*Request*
Find the word "ylabel" in the listing; pull out each line holding it.

┌─ Recorded data

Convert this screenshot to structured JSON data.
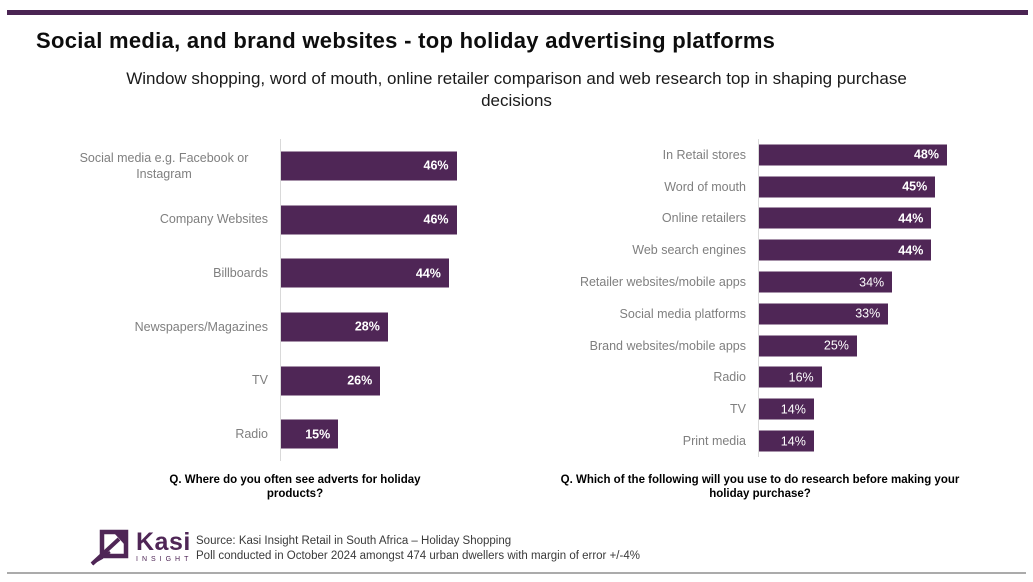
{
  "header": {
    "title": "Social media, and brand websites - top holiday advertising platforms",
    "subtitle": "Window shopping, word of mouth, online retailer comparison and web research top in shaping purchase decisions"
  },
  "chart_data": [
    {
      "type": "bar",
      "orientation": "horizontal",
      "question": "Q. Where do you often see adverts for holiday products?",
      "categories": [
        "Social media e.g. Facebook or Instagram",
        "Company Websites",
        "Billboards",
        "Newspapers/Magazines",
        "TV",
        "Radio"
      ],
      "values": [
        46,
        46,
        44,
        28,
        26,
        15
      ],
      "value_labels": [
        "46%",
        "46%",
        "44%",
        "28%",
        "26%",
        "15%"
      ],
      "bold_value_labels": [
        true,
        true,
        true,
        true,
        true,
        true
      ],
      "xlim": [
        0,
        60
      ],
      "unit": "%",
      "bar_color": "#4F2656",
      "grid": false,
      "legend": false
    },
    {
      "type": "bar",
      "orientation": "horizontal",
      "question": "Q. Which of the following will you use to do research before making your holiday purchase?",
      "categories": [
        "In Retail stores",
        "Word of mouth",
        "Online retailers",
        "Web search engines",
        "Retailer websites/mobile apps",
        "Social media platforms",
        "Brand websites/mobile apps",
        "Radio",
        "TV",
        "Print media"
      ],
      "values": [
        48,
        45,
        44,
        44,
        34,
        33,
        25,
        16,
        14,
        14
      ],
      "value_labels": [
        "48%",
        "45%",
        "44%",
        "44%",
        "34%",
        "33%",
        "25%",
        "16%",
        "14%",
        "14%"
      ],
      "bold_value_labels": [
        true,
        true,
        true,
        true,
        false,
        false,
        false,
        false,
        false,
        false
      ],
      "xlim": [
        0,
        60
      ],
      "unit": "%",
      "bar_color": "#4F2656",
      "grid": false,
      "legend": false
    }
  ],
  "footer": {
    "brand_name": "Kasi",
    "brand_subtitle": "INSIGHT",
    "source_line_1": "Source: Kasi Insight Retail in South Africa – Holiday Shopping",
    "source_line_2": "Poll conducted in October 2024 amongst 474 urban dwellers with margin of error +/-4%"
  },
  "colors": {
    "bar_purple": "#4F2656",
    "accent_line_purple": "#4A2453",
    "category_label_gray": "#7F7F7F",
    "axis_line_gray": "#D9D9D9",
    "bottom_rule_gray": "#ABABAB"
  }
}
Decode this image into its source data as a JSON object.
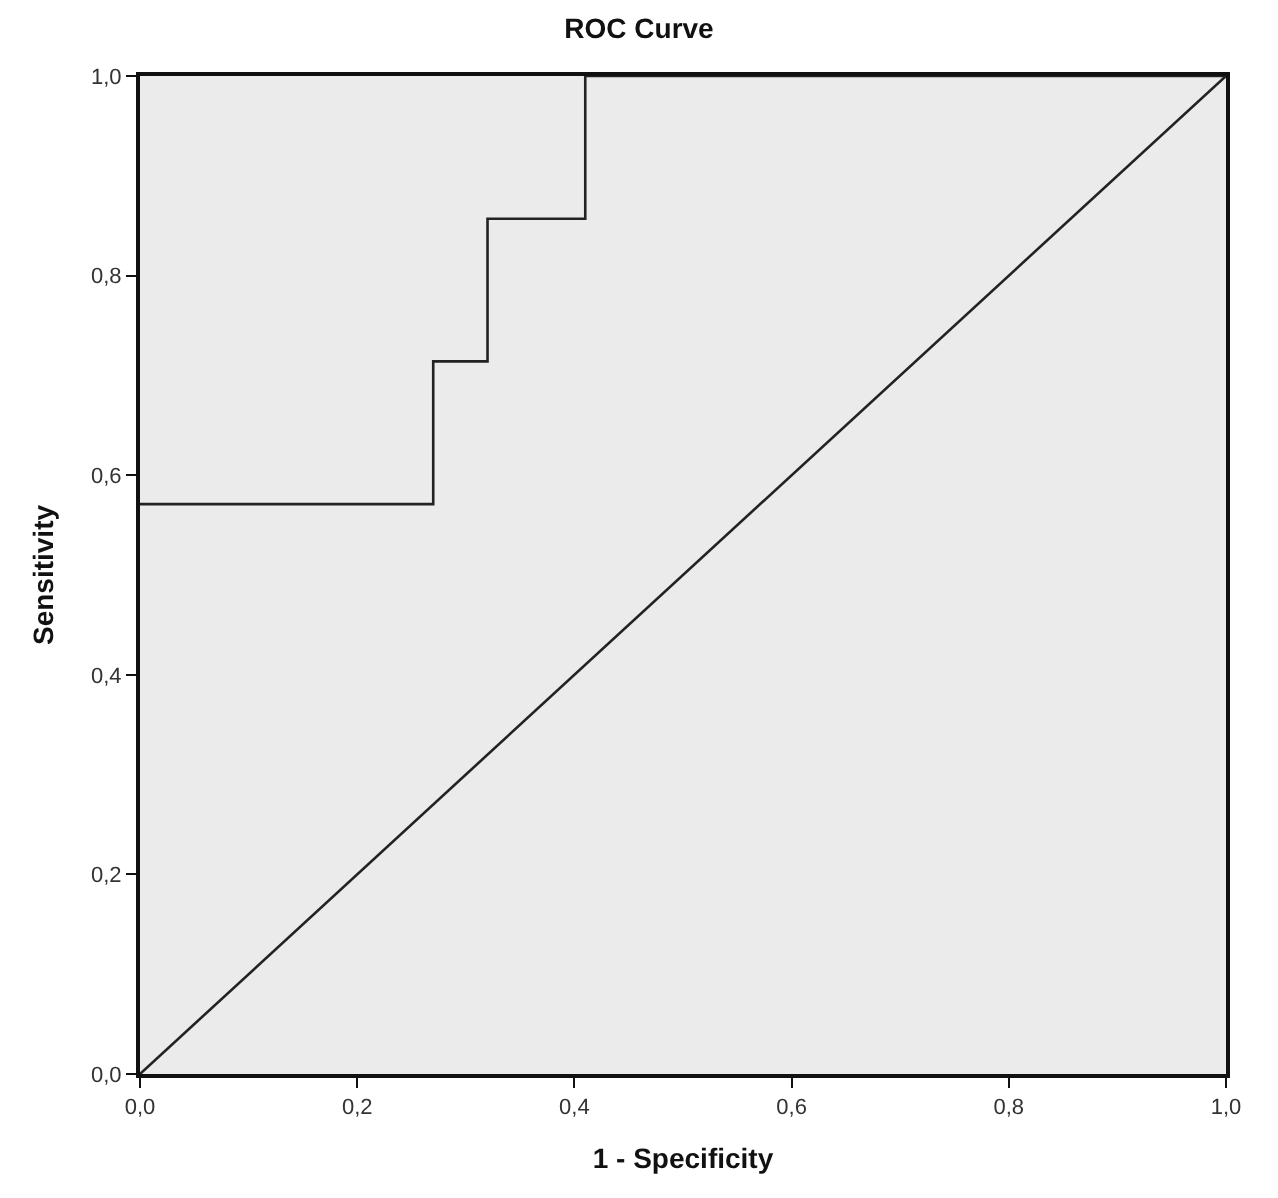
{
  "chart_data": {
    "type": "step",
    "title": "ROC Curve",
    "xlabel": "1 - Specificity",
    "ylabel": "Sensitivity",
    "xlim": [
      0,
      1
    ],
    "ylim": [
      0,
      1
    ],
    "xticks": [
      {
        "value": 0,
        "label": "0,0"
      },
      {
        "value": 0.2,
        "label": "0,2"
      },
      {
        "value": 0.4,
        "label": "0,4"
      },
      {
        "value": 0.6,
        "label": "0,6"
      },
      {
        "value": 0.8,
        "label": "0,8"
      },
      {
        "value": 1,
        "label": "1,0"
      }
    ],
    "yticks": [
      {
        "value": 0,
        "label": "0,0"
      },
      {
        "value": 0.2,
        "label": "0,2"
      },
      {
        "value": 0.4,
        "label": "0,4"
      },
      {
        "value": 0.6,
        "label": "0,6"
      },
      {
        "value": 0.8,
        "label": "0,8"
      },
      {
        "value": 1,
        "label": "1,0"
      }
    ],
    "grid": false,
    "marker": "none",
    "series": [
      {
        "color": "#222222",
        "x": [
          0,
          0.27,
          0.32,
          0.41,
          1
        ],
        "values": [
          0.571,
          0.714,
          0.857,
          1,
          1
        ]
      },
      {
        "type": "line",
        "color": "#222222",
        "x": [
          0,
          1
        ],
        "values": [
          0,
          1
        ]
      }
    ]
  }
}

└─
┌─ Recorded data

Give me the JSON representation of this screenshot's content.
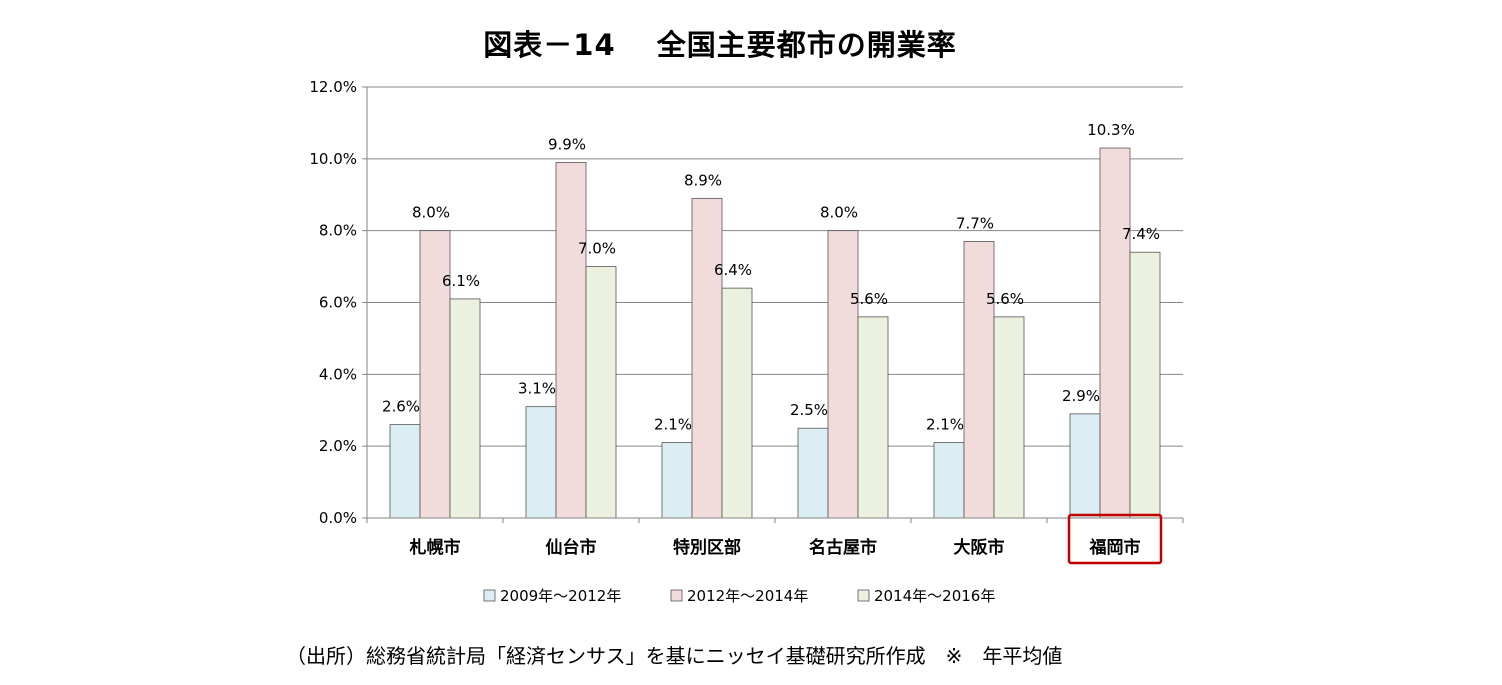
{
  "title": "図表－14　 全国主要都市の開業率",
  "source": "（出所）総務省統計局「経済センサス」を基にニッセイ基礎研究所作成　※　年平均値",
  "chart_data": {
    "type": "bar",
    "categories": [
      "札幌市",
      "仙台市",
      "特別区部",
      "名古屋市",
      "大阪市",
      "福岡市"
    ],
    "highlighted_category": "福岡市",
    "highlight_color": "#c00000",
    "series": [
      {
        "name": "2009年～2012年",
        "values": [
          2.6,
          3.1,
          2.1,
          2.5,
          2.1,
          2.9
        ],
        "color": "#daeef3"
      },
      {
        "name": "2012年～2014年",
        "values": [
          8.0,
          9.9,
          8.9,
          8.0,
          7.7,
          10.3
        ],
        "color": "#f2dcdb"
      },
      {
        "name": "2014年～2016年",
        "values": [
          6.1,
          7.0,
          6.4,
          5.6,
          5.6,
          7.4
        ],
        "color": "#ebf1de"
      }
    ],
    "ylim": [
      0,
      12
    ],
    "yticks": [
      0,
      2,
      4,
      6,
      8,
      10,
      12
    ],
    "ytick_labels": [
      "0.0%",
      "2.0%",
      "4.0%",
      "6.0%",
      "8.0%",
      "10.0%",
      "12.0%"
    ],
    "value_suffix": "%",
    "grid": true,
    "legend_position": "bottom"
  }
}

└─
┌─ Recorded data

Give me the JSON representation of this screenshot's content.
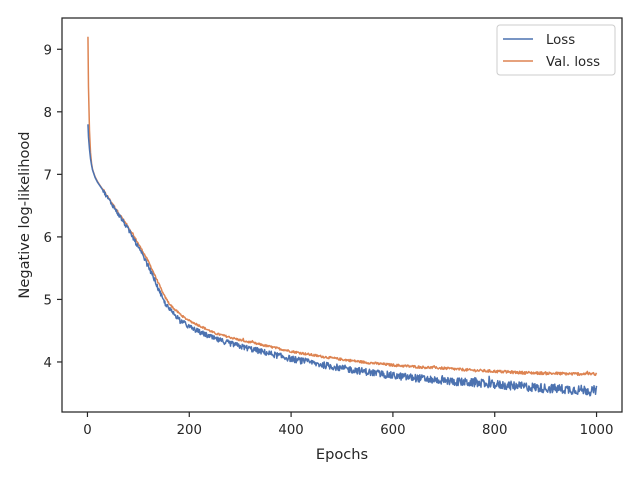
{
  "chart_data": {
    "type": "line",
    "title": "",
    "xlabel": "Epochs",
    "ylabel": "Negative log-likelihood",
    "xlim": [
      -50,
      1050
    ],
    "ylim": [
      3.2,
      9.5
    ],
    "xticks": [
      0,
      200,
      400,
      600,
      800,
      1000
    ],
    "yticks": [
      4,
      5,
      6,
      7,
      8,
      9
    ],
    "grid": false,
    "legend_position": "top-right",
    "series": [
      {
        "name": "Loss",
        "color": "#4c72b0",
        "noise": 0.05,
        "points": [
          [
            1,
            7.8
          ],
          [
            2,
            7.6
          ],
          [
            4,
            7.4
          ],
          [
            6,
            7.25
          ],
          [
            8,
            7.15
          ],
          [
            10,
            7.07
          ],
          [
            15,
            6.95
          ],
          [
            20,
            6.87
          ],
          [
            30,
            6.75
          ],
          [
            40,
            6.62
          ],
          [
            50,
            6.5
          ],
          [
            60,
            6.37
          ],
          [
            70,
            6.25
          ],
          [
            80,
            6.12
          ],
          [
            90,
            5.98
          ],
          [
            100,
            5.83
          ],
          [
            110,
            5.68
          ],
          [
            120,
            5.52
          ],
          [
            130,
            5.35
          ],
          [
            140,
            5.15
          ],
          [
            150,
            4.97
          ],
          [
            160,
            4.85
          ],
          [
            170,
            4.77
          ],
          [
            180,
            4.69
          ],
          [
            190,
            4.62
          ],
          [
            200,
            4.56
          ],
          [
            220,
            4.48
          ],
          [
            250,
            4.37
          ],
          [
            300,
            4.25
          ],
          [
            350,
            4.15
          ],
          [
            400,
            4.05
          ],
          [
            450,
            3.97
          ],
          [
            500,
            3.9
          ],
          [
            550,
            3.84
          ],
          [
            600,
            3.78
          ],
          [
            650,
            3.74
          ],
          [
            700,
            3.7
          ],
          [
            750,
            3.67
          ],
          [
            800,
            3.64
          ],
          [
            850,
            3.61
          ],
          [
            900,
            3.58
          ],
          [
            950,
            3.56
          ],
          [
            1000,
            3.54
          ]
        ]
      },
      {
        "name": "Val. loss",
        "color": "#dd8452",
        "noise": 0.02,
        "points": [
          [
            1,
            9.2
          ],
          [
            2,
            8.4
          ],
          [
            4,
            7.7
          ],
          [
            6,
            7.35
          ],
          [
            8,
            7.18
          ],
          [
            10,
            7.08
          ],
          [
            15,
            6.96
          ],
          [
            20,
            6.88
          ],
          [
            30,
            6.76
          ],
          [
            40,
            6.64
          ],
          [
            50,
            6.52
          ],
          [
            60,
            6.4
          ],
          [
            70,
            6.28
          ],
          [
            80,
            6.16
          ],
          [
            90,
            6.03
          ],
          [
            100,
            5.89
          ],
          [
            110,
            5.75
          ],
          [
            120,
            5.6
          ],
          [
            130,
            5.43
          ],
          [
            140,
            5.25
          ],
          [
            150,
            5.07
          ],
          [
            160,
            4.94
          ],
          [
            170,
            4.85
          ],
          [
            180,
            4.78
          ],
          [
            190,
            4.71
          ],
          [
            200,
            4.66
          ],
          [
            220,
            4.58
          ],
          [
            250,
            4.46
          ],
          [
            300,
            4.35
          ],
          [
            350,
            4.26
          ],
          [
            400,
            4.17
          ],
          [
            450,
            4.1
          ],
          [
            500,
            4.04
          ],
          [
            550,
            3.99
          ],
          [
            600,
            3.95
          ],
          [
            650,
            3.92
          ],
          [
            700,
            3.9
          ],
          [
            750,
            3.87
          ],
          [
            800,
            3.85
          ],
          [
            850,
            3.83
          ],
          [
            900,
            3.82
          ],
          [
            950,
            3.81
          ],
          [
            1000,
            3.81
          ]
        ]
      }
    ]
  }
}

└─

*Solution to this task*
    "ylabel": "Sensitivity",
    "ylabel": "Negative log-likelihood",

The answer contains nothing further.